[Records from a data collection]
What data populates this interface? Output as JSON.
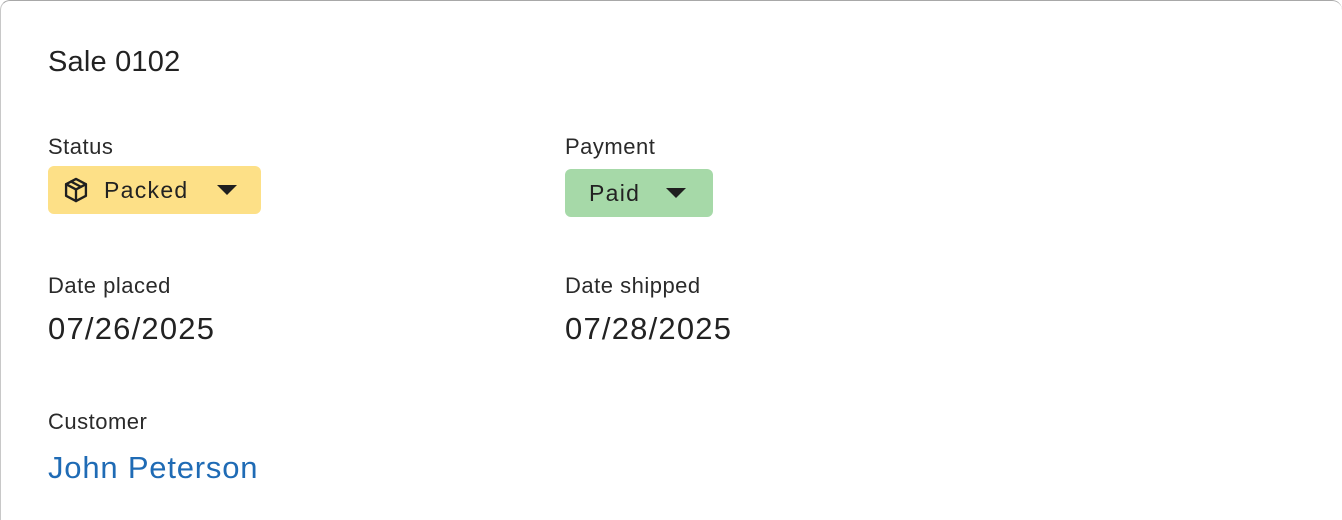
{
  "header": {
    "title": "Sale 0102"
  },
  "status": {
    "label": "Status",
    "value": "Packed",
    "icon": "package-icon",
    "color": "#fde087"
  },
  "payment": {
    "label": "Payment",
    "value": "Paid",
    "color": "#a6d9a8"
  },
  "date_placed": {
    "label": "Date placed",
    "value": "07/26/2025"
  },
  "date_shipped": {
    "label": "Date shipped",
    "value": "07/28/2025"
  },
  "customer": {
    "label": "Customer",
    "name": "John Peterson",
    "link_color": "#1f6bb5"
  }
}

» WHAT THE EXERCISE ASKS: Repeat the data exactly, dropping every picture it holds.

» CORRECT RESPONSE:
What data populates this interface? Output as JSON.
{
  "header": {
    "title": "Sale 0102"
  },
  "status": {
    "label": "Status",
    "value": "Packed",
    "icon": "package-icon",
    "color": "#fde087"
  },
  "payment": {
    "label": "Payment",
    "value": "Paid",
    "color": "#a6d9a8"
  },
  "date_placed": {
    "label": "Date placed",
    "value": "07/26/2025"
  },
  "date_shipped": {
    "label": "Date shipped",
    "value": "07/28/2025"
  },
  "customer": {
    "label": "Customer",
    "name": "John Peterson",
    "link_color": "#1f6bb5"
  }
}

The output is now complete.